### YOUR INSTRUCTIONS
Pick out the lines in the listing below that contain the word "Verbo" and copy them.

### DATA PROVIDED
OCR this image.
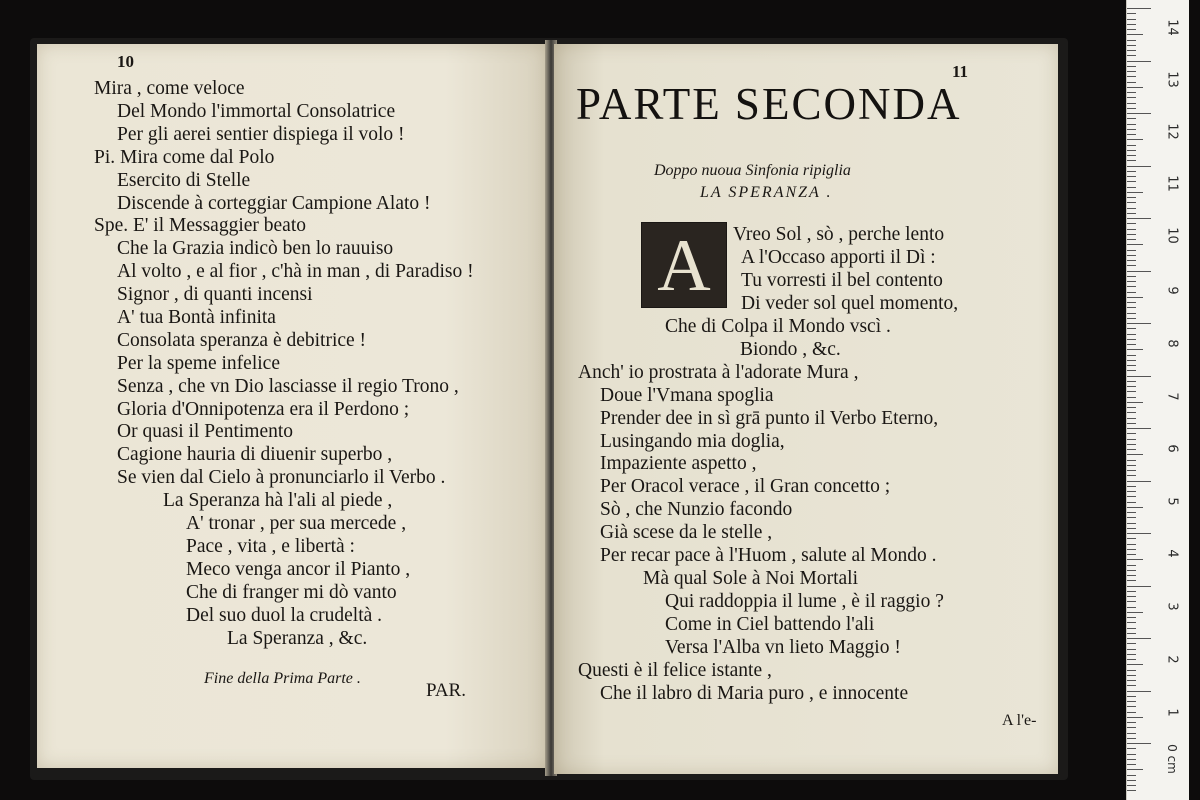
10
Mira , come veloce
Del Mondo l'immortal Consolatrice
Per gli aerei sentier dispiega il volo !
Pi. Mira come dal Polo
Esercito di Stelle
Discende à corteggiar Campione Alato !
Spe. E' il Messaggier beato
Che la Grazia indicò ben lo rauuiso
Al volto , e al fior , c'hà in man , di Paradiso !
Signor , di quanti incensi
A' tua Bontà infinita
Consolata speranza è debitrice !
Per la speme infelice
Senza , che vn Dio lasciasse il regio Trono ,
Gloria d'Onnipotenza era il Perdono ;
Or quasi il Pentimento
Cagione hauria di diuenir superbo ,
Se vien dal Cielo à pronunciarlo il Verbo .
La Speranza hà l'ali al piede ,
A' tronar , per sua mercede ,
Pace , vita , e libertà :
Meco venga ancor il Pianto ,
Che di franger mi dò vanto
Del suo duol la crudeltà .
La Speranza , &c.
Fine della Prima Parte .
PAR.
11
PARTE SECONDA
Doppo nuoua Sinfonia ripiglia
LA SPERANZA .
A	Vreo Sol , sò , perche lento
A l'Occaso apporti il Dì :
Tu vorresti il bel contento
Di veder sol quel momento,
Che di Colpa il Mondo vscì .
Biondo , &c.
Anch' io prostrata à l'adorate Mura ,
Doue l'Vmana spoglia
Prender dee in sì grā punto il Verbo Eterno,
Lusingando mia doglia,
Impaziente aspetto ,
Per Oracol verace , il Gran concetto ;
Sò , che Nunzio facondo
Già scese da le stelle ,
Per recar pace à l'Huom , salute al Mondo .
Mà qual Sole à Noi Mortali
Qui raddoppia il lume , è il raggio ?
Come in Ciel battendo l'ali
Versa l'Alba vn lieto Maggio !
Questi è il felice istante ,
Che il labro di Maria puro , e innocente
A l'e-
14
13
12
11
10
9
8
7
6
5
4
3
2
1
0 cm
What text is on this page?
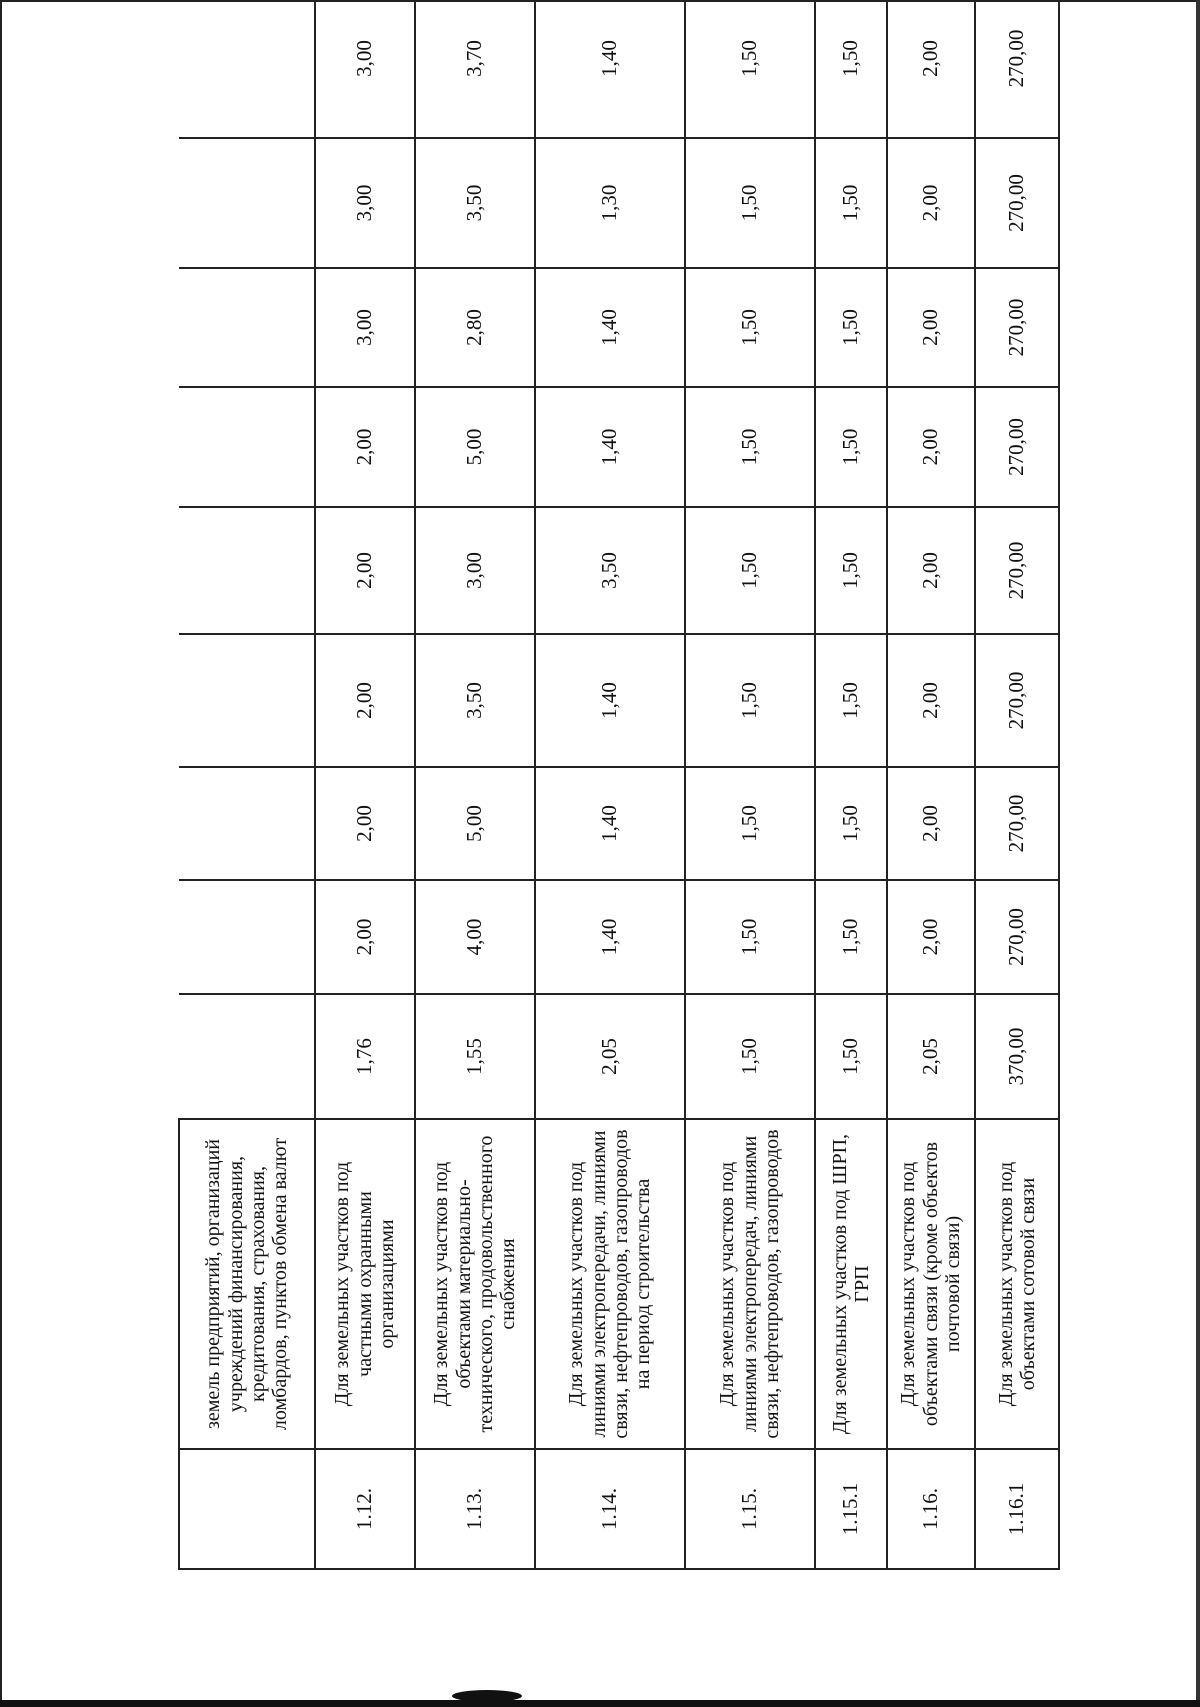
	земель предприятий, организаций учреждений финансирования, кредитования, страхования, ломбардов, пунктов обмена валют									
1.12.	Для земельных участков под частными охранными организациями	1,76	2,00	2,00	2,00	2,00	2,00	3,00	3,00	3,00
1.13.	Для земельных участков под объектами материально-технического, продовольственного снабжения	1,55	4,00	5,00	3,50	3,00	5,00	2,80	3,50	3,70
1.14.	Для земельных участков под линиями электропередачи, линиями связи, нефтепроводов, газопроводов на период строительства	2,05	1,40	1,40	1,40	3,50	1,40	1,40	1,30	1,40
1.15.	Для земельных участков под линиями электропередач, линиями связи, нефтепроводов, газопроводов	1,50	1,50	1,50	1,50	1,50	1,50	1,50	1,50	1,50
1.15.1	Для земельных участков под ШРП, ГРП	1,50	1,50	1,50	1,50	1,50	1,50	1,50	1,50	1,50
1.16.	Для земельных участков под объектами связи (кроме объектов почтовой связи)	2,05	2,00	2,00	2,00	2,00	2,00	2,00	2,00	2,00
1.16.1	Для земельных участков под объектами сотовой связи	370,00	270,00	270,00	270,00	270,00	270,00	270,00	270,00	270,00
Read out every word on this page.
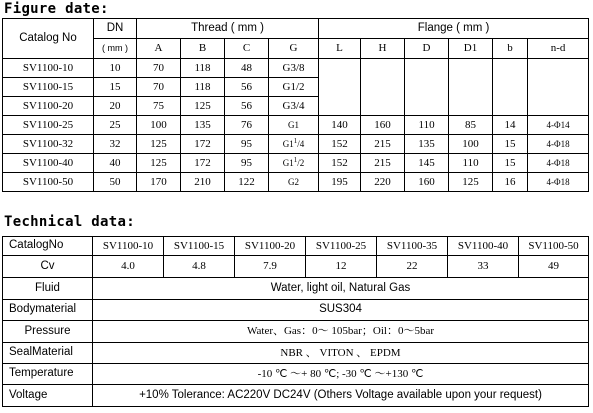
Figure date:
Catalog No	DN	Thread ( mm )				Flange ( mm )					
	( mm )	A	B	C	G	L	H	D	D1	b	n-d
SV1100-10	10	70	118	48	G3/8						
SV1100-15	15	70	118	56	G1/2						
SV1100-20	20	75	125	56	G3/4						
SV1100-25	25	100	135	76	G1	140	160	110	85	14	4-Φ14
SV1100-32	32	125	172	95	$G1^1/4$	152	215	135	100	15	4-Φ18
SV1100-40	40	125	172	95	$G1^1/2$	152	215	145	110	15	4-Φ18
SV1100-50	50	170	210	122	G2	195	220	160	125	16	4-Φ18
Technical data:
CatalogNo	SV1100-10	SV1100-15	SV1100-20	SV1100-25	SV1100-35	SV1100-40	SV1100-50
Cv	4.0	4.8	7.9	12	22	33	49
Fluid	Water, light oil, Natural Gas						
Bodymaterial	SUS304						
Pressure	Water、Gas：0～ 105bar；Oil：0～5bar						
SealMaterial	NBR 、 VITON 、 EPDM						
Temperature	-10 ℃ ～+ 80 ℃; -30 ℃ ～+130 ℃						
Voltage	+10% Tolerance: AC220V DC24V (Others Voltage available upon your request)						
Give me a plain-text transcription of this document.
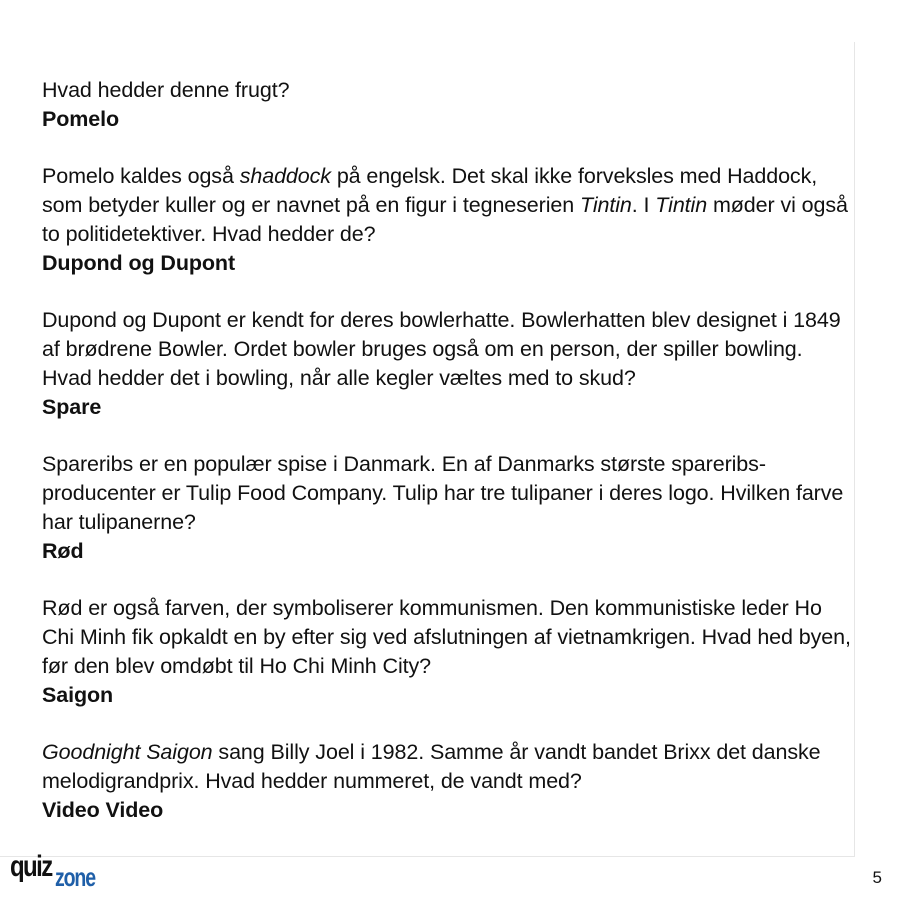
Hvad hedder denne frugt?
Pomelo
Pomelo kaldes også shaddock på engelsk. Det skal ikke forveksles med Haddock, som betyder kuller og er navnet på en figur i tegneserien Tintin. I Tintin møder vi også to politidetektiver. Hvad hedder de?
Dupond og Dupont
Dupond og Dupont er kendt for deres bowlerhatte. Bowlerhatten blev designet i 1849 af brødrene Bowler. Ordet bowler bruges også om en person, der spiller bowling. Hvad hedder det i bowling, når alle kegler væltes med to skud?
Spare
Spareribs er en populær spise i Danmark. En af Danmarks største spareribs-producenter er Tulip Food Company. Tulip har tre tulipaner i deres logo. Hvilken farve har tulipanerne?
Rød
Rød er også farven, der symboliserer kommunismen. Den kommunistiske leder Ho Chi Minh fik opkaldt en by efter sig ved afslutningen af vietnamkrigen. Hvad hed byen, før den blev omdøbt til Ho Chi Minh City?
Saigon
Goodnight Saigon sang Billy Joel i 1982. Samme år vandt bandet Brixx det danske melodigrandprix. Hvad hedder nummeret, de vandt med?
Video Video
quiz zone	5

### EXERCISE RESPONSE
Se vien dal Cielo à pronunciarlo il Verbo .
Prender dee in sì grā punto il Verbo Eterno,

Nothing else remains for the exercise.